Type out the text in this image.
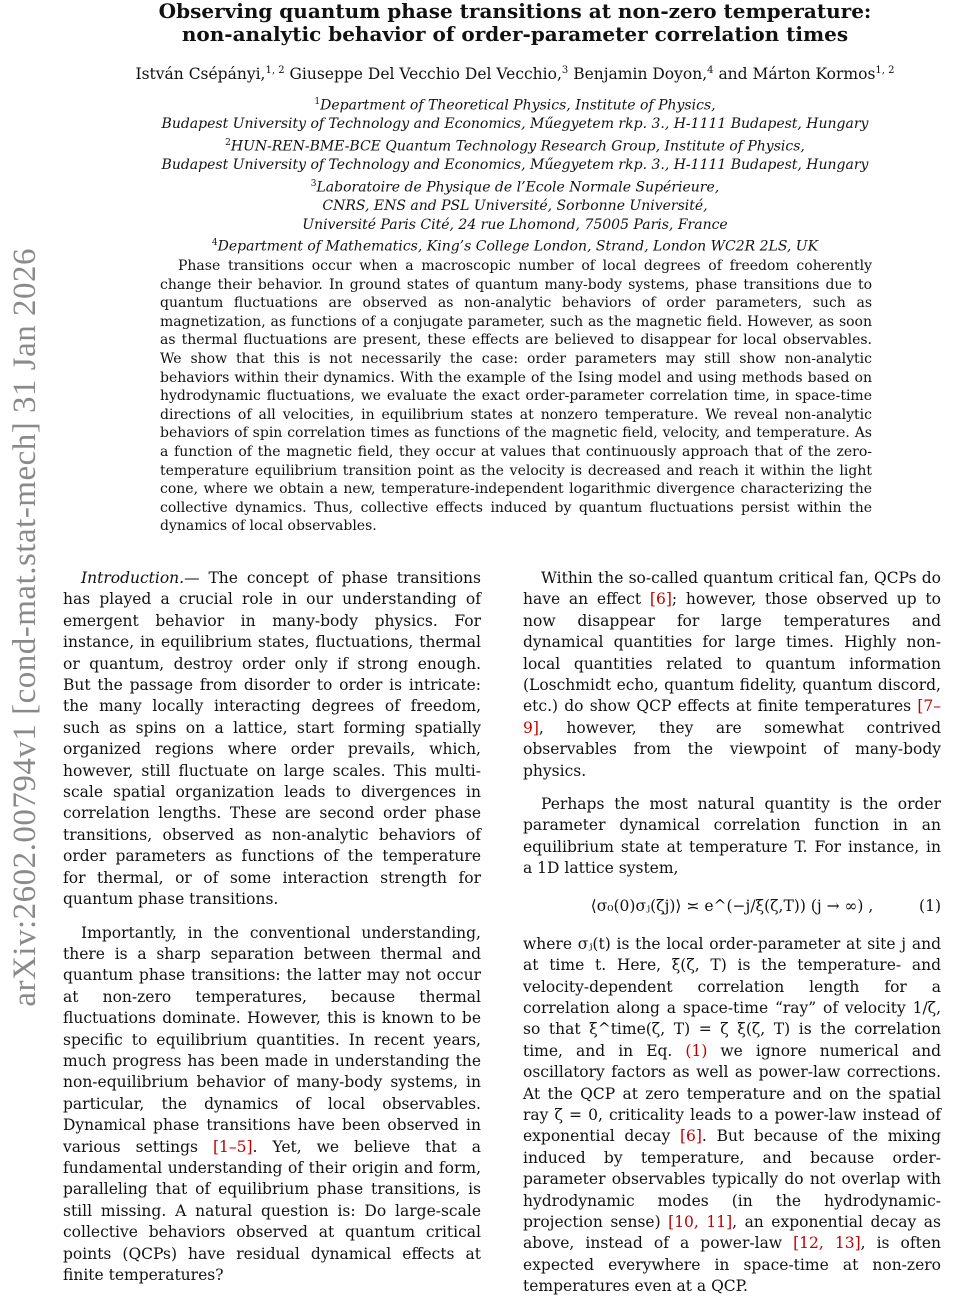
arXiv:2602.00794v1 [cond-mat.stat-mech] 31 Jan 2026
Observing quantum phase transitions at non-zero temperature:
non-analytic behavior of order-parameter correlation times
István Csépányi,$^{1, 2}$ Giuseppe Del Vecchio Del Vecchio,$^3$ Benjamin Doyon,$^4$ and Márton Kormos$^{1, 2}$
$^1$Department of Theoretical Physics, Institute of Physics,
Budapest University of Technology and Economics, Műegyetem rkp. 3., H-1111 Budapest, Hungary
$^2$HUN-REN-BME-BCE Quantum Technology Research Group, Institute of Physics,
Budapest University of Technology and Economics, Műegyetem rkp. 3., H-1111 Budapest, Hungary
$^3$Laboratoire de Physique de l’Ecole Normale Supérieure,
CNRS, ENS and PSL Université, Sorbonne Université,
Université Paris Cité, 24 rue Lhomond, 75005 Paris, France
$^4$Department of Mathematics, King’s College London, Strand, London WC2R 2LS, UK
Phase transitions occur when a macroscopic number of local degrees of freedom coherently change their behavior. In ground states of quantum many-body systems, phase transitions due to quantum fluctuations are observed as non-analytic behaviors of order parameters, such as magnetization, as functions of a conjugate parameter, such as the magnetic field. However, as soon as thermal fluctuations are present, these effects are believed to disappear for local observables. We show that this is not necessarily the case: order parameters may still show non-analytic behaviors within their dynamics. With the example of the Ising model and using methods based on hydrodynamic fluctuations, we evaluate the exact order-parameter correlation time, in space-time directions of all velocities, in equilibrium states at nonzero temperature. We reveal non-analytic behaviors of spin correlation times as functions of the magnetic field, velocity, and temperature. As a function of the magnetic field, they occur at values that continuously approach that of the zero-temperature equilibrium transition point as the velocity is decreased and reach it within the light cone, where we obtain a new, temperature-independent logarithmic divergence characterizing the collective dynamics. Thus, collective effects induced by quantum fluctuations persist within the dynamics of local observables.

Introduction.— The concept of phase transitions has played a crucial role in our understanding of emergent behavior in many-body physics. For instance, in equilibrium states, fluctuations, thermal or quantum, destroy order only if strong enough. But the passage from disorder to order is intricate: the many locally interacting degrees of freedom, such as spins on a lattice, start forming spatially organized regions where order prevails, which, however, still fluctuate on large scales. This multi-scale spatial organization leads to divergences in correlation lengths. These are second order phase transitions, observed as non-analytic behaviors of order parameters as functions of the temperature for thermal, or of some interaction strength for quantum phase transitions.

Importantly, in the conventional understanding, there is a sharp separation between thermal and quantum phase transitions: the latter may not occur at non-zero temperatures, because thermal fluctuations dominate. However, this is known to be specific to equilibrium quantities. In recent years, much progress has been made in understanding the non-equilibrium behavior of many-body systems, in particular, the dynamics of local observables. Dynamical phase transitions have been observed in various settings [1–5]. Yet, we believe that a fundamental understanding of their origin and form, paralleling that of equilibrium phase transitions, is still missing. A natural question is: Do large-scale collective behaviors observed at quantum critical points (QCPs) have residual dynamical effects at finite temperatures?

Within the so-called quantum critical fan, QCPs do have an effect [6]; however, those observed up to now disappear for large temperatures and dynamical quantities for large times. Highly non-local quantities related to quantum information (Loschmidt echo, quantum fidelity, quantum discord, etc.) do show QCP effects at finite temperatures [7–9], however, they are somewhat contrived observables from the viewpoint of many-body physics.

Perhaps the most natural quantity is the order parameter dynamical correlation function in an equilibrium state at temperature T. For instance, in a 1D lattice system,

⟨σ₀(0)σⱼ(ζj)⟩ ≍ e^(−j/ξ(ζ,T)) (j → ∞) ,	(1)

where σⱼ(t) is the local order-parameter at site j and at time t. Here, ξ(ζ, T) is the temperature- and velocity-dependent correlation length for a correlation along a space-time “ray” of velocity 1/ζ, so that ξ^time(ζ, T) = ζ ξ(ζ, T) is the correlation time, and in Eq. (1) we ignore numerical and oscillatory factors as well as power-law corrections. At the QCP at zero temperature and on the spatial ray ζ = 0, criticality leads to a power-law instead of exponential decay [6]. But because of the mixing induced by temperature, and because order-parameter observables typically do not overlap with hydrodynamic modes (in the hydrodynamic-projection sense) [10, 11], an exponential decay as above, instead of a power-law [12, 13], is often expected everywhere in space-time at non-zero temperatures even at a QCP.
|---|
Task description
Repeat each record exactly as shown above, dropping all images.

Written solution
Type out the text in this image.
arXiv:2602.00794v1 [cond-mat.stat-mech] 31 Jan 2026
Observing quantum phase transitions at non-zero temperature:
non-analytic behavior of order-parameter correlation times
István Csépányi,$^{1, 2}$ Giuseppe Del Vecchio Del Vecchio,$^3$ Benjamin Doyon,$^4$ and Márton Kormos$^{1, 2}$
$^1$Department of Theoretical Physics, Institute of Physics,
Budapest University of Technology and Economics, Műegyetem rkp. 3., H-1111 Budapest, Hungary
$^2$HUN-REN-BME-BCE Quantum Technology Research Group, Institute of Physics,
Budapest University of Technology and Economics, Műegyetem rkp. 3., H-1111 Budapest, Hungary
$^3$Laboratoire de Physique de l’Ecole Normale Supérieure,
CNRS, ENS and PSL Université, Sorbonne Université,
Université Paris Cité, 24 rue Lhomond, 75005 Paris, France
$^4$Department of Mathematics, King’s College London, Strand, London WC2R 2LS, UK
Phase transitions occur when a macroscopic number of local degrees of freedom coherently change their behavior. In ground states of quantum many-body systems, phase transitions due to quantum fluctuations are observed as non-analytic behaviors of order parameters, such as magnetization, as functions of a conjugate parameter, such as the magnetic field. However, as soon as thermal fluctuations are present, these effects are believed to disappear for local observables. We show that this is not necessarily the case: order parameters may still show non-analytic behaviors within their dynamics. With the example of the Ising model and using methods based on hydrodynamic fluctuations, we evaluate the exact order-parameter correlation time, in space-time directions of all velocities, in equilibrium states at nonzero temperature. We reveal non-analytic behaviors of spin correlation times as functions of the magnetic field, velocity, and temperature. As a function of the magnetic field, they occur at values that continuously approach that of the zero-temperature equilibrium transition point as the velocity is decreased and reach it within the light cone, where we obtain a new, temperature-independent logarithmic divergence characterizing the collective dynamics. Thus, collective effects induced by quantum fluctuations persist within the dynamics of local observables.

Introduction.— The concept of phase transitions has played a crucial role in our understanding of emergent behavior in many-body physics. For instance, in equilibrium states, fluctuations, thermal or quantum, destroy order only if strong enough. But the passage from disorder to order is intricate: the many locally interacting degrees of freedom, such as spins on a lattice, start forming spatially organized regions where order prevails, which, however, still fluctuate on large scales. This multi-scale spatial organization leads to divergences in correlation lengths. These are second order phase transitions, observed as non-analytic behaviors of order parameters as functions of the temperature for thermal, or of some interaction strength for quantum phase transitions.

Importantly, in the conventional understanding, there is a sharp separation between thermal and quantum phase transitions: the latter may not occur at non-zero temperatures, because thermal fluctuations dominate. However, this is known to be specific to equilibrium quantities. In recent years, much progress has been made in understanding the non-equilibrium behavior of many-body systems, in particular, the dynamics of local observables. Dynamical phase transitions have been observed in various settings [1–5]. Yet, we believe that a fundamental understanding of their origin and form, paralleling that of equilibrium phase transitions, is still missing. A natural question is: Do large-scale collective behaviors observed at quantum critical points (QCPs) have residual dynamical effects at finite temperatures?

Within the so-called quantum critical fan, QCPs do have an effect [6]; however, those observed up to now disappear for large temperatures and dynamical quantities for large times. Highly non-local quantities related to quantum information (Loschmidt echo, quantum fidelity, quantum discord, etc.) do show QCP effects at finite temperatures [7–9], however, they are somewhat contrived observables from the viewpoint of many-body physics.

Perhaps the most natural quantity is the order parameter dynamical correlation function in an equilibrium state at temperature T. For instance, in a 1D lattice system,

⟨σ₀(0)σⱼ(ζj)⟩ ≍ e^(−j/ξ(ζ,T)) (j → ∞) ,	(1)

where σⱼ(t) is the local order-parameter at site j and at time t. Here, ξ(ζ, T) is the temperature- and velocity-dependent correlation length for a correlation along a space-time “ray” of velocity 1/ζ, so that ξ^time(ζ, T) = ζ ξ(ζ, T) is the correlation time, and in Eq. (1) we ignore numerical and oscillatory factors as well as power-law corrections. At the QCP at zero temperature and on the spatial ray ζ = 0, criticality leads to a power-law instead of exponential decay [6]. But because of the mixing induced by temperature, and because order-parameter observables typically do not overlap with hydrodynamic modes (in the hydrodynamic-projection sense) [10, 11], an exponential decay as above, instead of a power-law [12, 13], is often expected everywhere in space-time at non-zero temperatures even at a QCP.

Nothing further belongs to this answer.